======== Data supplied ========

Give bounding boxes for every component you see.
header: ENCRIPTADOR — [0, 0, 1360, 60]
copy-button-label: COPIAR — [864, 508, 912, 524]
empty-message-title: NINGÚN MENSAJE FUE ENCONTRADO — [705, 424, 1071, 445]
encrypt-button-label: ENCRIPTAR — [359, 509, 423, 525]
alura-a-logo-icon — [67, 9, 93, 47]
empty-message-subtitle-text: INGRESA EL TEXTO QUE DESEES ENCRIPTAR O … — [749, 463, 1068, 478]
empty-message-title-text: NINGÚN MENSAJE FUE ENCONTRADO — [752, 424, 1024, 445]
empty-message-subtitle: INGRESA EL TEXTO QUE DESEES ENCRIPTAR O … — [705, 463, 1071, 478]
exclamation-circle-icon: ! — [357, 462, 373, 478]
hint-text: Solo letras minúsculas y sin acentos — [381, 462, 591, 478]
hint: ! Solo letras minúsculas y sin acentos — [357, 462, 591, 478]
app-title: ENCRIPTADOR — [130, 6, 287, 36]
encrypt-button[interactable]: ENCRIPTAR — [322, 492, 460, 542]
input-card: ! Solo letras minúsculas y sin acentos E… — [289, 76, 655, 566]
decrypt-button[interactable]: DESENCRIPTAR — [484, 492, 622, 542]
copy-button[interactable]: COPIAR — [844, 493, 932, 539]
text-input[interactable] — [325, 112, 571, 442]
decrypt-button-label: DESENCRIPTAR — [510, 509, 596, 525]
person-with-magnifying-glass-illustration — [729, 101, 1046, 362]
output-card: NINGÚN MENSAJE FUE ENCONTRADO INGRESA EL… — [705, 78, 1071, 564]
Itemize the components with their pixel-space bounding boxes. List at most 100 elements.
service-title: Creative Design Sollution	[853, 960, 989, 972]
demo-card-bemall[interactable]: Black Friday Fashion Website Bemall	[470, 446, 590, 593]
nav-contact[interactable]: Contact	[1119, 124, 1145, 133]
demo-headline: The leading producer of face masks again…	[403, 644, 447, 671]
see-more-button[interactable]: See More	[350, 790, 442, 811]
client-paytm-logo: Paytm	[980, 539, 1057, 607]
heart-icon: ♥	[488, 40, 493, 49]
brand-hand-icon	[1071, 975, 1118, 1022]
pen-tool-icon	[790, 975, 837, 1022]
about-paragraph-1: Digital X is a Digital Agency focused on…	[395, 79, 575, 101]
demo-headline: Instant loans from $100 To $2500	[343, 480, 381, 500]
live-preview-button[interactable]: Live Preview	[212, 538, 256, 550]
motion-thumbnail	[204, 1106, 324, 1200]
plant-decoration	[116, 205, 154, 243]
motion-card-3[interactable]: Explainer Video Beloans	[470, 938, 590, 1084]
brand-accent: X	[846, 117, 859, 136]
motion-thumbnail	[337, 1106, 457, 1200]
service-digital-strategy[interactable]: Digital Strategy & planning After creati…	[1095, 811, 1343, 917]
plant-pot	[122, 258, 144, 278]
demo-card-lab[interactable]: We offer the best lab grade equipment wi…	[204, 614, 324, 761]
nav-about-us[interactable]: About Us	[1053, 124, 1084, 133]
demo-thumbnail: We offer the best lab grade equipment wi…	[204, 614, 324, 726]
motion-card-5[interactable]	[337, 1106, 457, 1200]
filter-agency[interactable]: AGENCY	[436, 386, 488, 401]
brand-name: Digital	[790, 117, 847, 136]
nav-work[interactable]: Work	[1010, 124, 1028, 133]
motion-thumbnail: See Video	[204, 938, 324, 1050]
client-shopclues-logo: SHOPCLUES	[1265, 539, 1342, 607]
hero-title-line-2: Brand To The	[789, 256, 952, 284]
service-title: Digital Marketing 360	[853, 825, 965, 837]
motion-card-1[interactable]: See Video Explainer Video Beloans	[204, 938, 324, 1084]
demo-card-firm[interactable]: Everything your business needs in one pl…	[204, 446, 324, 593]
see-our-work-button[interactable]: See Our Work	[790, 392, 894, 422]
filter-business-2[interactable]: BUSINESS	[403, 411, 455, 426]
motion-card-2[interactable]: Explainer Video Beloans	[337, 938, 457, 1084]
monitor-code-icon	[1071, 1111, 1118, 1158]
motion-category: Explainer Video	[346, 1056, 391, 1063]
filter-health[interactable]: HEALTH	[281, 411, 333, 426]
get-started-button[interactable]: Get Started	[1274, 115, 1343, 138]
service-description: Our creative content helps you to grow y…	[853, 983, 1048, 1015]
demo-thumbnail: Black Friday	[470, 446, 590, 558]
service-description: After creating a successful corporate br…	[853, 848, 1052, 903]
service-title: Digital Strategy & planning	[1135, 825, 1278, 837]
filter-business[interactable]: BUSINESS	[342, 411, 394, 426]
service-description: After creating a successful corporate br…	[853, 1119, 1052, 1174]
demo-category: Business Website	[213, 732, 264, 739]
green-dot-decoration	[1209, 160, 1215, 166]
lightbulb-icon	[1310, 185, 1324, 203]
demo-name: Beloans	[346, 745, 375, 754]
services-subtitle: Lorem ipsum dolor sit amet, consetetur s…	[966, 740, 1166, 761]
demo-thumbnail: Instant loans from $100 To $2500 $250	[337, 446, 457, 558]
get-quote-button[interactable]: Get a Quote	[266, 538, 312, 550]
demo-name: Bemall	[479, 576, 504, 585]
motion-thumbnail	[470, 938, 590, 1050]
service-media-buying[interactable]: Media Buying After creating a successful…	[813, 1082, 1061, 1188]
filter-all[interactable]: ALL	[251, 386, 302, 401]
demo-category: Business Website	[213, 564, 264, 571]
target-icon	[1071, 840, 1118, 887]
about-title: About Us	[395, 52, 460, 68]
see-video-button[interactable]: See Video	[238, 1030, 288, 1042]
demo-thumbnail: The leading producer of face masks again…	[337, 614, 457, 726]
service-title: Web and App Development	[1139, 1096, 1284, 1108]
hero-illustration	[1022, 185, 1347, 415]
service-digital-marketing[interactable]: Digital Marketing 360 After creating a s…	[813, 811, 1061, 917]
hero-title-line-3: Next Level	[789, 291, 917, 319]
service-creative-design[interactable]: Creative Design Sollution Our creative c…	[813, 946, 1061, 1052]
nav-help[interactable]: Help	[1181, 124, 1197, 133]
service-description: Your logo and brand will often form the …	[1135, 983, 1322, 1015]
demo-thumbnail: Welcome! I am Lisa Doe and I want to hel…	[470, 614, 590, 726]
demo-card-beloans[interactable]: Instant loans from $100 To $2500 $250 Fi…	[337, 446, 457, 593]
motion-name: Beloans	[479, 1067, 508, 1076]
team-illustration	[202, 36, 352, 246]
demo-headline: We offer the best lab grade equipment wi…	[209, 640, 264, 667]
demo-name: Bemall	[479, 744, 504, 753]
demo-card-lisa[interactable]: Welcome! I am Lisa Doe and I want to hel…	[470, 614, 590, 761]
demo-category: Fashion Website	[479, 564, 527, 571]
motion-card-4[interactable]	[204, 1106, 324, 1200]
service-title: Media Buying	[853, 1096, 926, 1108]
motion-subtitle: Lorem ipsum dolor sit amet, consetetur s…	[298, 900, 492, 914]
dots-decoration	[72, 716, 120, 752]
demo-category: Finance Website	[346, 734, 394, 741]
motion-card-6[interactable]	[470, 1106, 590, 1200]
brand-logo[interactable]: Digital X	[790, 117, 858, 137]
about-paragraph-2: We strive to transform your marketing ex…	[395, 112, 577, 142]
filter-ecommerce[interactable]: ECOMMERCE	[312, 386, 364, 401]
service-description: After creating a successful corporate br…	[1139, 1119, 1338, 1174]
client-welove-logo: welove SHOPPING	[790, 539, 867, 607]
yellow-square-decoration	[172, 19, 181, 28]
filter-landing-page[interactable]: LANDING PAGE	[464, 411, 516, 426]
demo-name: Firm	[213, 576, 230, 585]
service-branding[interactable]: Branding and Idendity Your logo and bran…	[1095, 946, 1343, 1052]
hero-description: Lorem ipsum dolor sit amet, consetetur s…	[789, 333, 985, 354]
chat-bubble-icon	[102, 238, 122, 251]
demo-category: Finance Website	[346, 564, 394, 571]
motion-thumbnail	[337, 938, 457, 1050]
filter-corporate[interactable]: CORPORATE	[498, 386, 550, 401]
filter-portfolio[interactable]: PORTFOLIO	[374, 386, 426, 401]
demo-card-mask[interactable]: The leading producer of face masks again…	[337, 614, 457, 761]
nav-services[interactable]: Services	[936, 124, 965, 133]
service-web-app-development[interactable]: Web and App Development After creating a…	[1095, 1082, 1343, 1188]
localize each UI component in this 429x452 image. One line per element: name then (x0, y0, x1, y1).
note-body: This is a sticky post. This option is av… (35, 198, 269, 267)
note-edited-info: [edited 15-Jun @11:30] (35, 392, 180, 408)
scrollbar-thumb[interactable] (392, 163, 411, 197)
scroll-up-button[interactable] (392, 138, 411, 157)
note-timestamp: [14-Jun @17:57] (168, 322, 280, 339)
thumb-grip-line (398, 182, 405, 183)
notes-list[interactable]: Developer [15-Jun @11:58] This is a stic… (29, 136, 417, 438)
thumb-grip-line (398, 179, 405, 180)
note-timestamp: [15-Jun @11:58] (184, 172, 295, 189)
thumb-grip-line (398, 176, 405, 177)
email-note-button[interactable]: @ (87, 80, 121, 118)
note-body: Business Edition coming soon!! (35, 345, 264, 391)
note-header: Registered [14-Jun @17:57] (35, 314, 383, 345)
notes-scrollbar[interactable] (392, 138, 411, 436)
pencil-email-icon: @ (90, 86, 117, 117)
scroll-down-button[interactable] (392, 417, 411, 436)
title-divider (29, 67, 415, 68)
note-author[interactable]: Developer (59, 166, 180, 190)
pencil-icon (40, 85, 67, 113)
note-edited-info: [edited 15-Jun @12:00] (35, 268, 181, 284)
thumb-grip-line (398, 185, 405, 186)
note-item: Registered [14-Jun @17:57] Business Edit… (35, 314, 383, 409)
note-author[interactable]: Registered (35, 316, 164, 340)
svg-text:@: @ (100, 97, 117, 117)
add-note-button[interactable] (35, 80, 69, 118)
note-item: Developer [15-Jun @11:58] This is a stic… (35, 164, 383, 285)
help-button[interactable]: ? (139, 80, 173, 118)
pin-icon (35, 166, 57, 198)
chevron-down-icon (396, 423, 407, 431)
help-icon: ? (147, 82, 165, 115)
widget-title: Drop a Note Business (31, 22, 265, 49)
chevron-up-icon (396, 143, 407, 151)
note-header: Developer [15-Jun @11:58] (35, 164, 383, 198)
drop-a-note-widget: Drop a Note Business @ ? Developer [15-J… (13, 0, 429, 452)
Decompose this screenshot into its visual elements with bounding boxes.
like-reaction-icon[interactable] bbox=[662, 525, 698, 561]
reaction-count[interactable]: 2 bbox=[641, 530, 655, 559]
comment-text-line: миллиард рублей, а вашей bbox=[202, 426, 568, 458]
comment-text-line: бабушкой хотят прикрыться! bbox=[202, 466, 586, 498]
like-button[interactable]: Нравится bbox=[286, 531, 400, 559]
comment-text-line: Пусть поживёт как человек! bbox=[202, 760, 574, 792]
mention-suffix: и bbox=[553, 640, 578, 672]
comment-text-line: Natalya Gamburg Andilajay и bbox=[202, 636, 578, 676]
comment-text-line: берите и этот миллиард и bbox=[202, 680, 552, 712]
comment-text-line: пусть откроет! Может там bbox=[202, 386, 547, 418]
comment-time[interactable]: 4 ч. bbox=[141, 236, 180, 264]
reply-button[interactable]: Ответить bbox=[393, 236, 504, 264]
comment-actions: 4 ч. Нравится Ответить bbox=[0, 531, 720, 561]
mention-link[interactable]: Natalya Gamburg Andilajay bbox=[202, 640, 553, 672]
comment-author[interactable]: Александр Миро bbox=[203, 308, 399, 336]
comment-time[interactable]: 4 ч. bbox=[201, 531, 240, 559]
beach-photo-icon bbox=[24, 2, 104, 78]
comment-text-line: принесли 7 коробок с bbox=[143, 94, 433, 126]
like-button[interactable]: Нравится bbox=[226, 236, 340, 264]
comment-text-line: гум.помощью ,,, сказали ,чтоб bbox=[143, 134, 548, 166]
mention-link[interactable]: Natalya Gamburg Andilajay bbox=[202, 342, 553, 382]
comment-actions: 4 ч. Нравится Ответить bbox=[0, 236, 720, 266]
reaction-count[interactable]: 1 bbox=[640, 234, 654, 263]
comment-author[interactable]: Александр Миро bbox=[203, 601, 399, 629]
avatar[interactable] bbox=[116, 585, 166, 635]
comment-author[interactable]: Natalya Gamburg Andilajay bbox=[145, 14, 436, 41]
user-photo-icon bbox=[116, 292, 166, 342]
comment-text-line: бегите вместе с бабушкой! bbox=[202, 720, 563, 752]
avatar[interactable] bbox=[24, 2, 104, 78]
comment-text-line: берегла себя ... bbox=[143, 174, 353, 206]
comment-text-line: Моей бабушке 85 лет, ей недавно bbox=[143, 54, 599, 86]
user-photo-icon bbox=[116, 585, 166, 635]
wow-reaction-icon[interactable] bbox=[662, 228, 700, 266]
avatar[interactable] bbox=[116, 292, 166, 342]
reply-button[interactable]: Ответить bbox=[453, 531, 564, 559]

========

Task to carry out: Please state how many lines of the records contain the string "decoration", matching case exactly, and reply with the number alone.

Response for this exercise: 4